> [Task list]:
A: Answer these questions using the article on the Bank of America settlement:
(i) What is the dollar amount of the settlement?
(ii) How many institutional investors negotiated the settlement with the bank?
(iii) Who is the Bank of America spokesman quoted?
B: Print everything in the article on the Bank of America settlement from "The Walnut Place group" down to "held in secret.".
C: Carry on the article about the Bank of America settlement from its last sentence.

> [Provided passage]:
──────────

Bank of America settlement faces challenge
Wednesday, July 6, 2011
NEW YORK (AP) — Bank of America’s $8.5 billion settlement with investors over poor-quality mortgage bonds is facing a new challenge.
On Tuesday, a group of bond investors calling themselves Walnut Place said they objected to the terms of the settlement. In a filing with the New York Supreme Court, the investors said they wanted to be excluded from the settlement that was struck after negotiations between the bank and 22 institutional investors such as BlackRock Inc., the Federal Reserve Bank, and Pimco. The settlement was meant to cover a broader group of investors being represented by a trustee.
The Walnut Place group said the 22 investors were self-appointed and didn’t represent or solicit the views of the broader group of bondholders. The group also said the talks were held in secret.
A Bank of America spokesman Lawrence Grayson said in a statement that the conversations between the bank and investors were publicly disclosed and were far from secretive. “The settlement agreement was designed to give certificate holders, like those behind the Walnut Place entities, an opportunity to have any objections heard,” the statement read.

──────────

> [Extracted material]:

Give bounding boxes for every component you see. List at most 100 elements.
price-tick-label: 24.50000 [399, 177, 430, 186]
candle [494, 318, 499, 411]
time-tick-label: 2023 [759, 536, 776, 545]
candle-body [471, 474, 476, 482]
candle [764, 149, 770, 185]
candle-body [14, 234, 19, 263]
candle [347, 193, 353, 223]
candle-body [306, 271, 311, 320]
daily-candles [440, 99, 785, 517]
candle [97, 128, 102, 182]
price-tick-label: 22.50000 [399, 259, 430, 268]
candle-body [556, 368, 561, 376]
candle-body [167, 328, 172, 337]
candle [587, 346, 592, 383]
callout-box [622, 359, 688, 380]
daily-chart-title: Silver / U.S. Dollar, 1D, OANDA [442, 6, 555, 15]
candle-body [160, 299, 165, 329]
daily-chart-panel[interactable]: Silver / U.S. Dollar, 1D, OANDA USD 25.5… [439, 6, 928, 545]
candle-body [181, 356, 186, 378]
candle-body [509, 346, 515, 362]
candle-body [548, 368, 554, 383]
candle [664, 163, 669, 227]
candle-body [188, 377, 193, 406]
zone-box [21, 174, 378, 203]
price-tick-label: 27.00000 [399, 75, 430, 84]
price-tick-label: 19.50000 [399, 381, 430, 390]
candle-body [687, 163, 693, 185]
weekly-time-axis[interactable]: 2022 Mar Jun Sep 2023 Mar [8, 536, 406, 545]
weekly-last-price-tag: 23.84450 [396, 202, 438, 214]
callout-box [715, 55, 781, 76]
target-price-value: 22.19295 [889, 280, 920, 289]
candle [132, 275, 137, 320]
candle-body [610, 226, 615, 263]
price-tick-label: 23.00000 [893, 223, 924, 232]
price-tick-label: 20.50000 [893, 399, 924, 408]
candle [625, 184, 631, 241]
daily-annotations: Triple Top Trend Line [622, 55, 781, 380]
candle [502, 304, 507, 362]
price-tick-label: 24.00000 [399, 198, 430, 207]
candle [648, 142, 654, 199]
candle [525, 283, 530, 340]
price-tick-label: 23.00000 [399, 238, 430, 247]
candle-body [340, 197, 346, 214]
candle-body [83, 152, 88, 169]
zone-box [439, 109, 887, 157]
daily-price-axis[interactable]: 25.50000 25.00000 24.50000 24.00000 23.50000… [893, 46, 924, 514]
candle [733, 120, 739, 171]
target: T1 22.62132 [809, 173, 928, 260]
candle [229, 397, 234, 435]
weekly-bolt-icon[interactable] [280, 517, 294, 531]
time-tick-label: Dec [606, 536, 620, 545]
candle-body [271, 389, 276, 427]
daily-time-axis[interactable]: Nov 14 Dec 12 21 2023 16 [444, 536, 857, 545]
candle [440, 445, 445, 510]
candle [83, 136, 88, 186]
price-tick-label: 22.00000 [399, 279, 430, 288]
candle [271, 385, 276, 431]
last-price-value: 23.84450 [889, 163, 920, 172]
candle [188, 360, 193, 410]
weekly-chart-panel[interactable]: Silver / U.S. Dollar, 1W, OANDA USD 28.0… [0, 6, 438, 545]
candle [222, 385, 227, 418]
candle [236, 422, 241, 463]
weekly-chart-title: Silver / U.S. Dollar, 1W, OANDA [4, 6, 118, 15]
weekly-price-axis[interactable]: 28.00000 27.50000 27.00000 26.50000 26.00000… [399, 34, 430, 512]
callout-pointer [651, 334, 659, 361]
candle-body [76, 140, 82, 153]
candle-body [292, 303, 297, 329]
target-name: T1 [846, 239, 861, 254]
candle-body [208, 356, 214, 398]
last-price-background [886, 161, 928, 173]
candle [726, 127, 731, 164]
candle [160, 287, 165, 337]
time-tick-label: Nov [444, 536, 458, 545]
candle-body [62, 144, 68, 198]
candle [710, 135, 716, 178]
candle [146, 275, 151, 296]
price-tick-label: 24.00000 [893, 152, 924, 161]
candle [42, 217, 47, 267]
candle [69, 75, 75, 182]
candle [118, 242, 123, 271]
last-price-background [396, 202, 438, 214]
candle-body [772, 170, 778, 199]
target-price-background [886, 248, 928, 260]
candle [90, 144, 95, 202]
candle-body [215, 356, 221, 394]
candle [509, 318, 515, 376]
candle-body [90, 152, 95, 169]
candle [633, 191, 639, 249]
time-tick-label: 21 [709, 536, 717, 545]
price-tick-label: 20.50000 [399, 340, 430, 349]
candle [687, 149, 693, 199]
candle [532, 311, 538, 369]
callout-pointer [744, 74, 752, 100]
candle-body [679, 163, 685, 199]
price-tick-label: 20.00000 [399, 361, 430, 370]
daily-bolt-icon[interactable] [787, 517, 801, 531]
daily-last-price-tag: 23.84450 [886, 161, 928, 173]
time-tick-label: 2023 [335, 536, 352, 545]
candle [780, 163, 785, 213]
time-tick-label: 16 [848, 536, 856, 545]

──────────

> [Results]:
A:
(i) $8.5 billion
(ii) 22
(iii) Lawrence Grayson

B:
The Walnut Place group said the 22 investors were self-appointed and didn’t represent or solicit the views of the broader group of bondholders. The group also said the talks were held in secret.

C:
The statement also said the institutional investors represented by the Federal Reserve and BlackRock had a fiduciary responsibility to their investors. “It is difficult to believe that those entities somehow put Bank of America’s interests ahead of those of their own investors.”
If the New York court allows Walnut Place investors to be excluded from the settlement, it could pave the way for other investors to seek their own settlements.
That would be a setback for Bank of America. Last week, the settlement was hailed as a significant step in the bank’s ability to put its mortgage woes behind it. The bank had been fighting several lawsuits from investors over its poorly-written mortgages. The uncertainty surrounding the outcome of the lawsuits had been a drag on the stock. Bank of America had declined 31 percent since January of last year when Brian Moynihan took over as CEO.
On the day of the settlement Bank of America’s stock climbed 3 percent. On Tuesday, it was down 9 cents, to $11.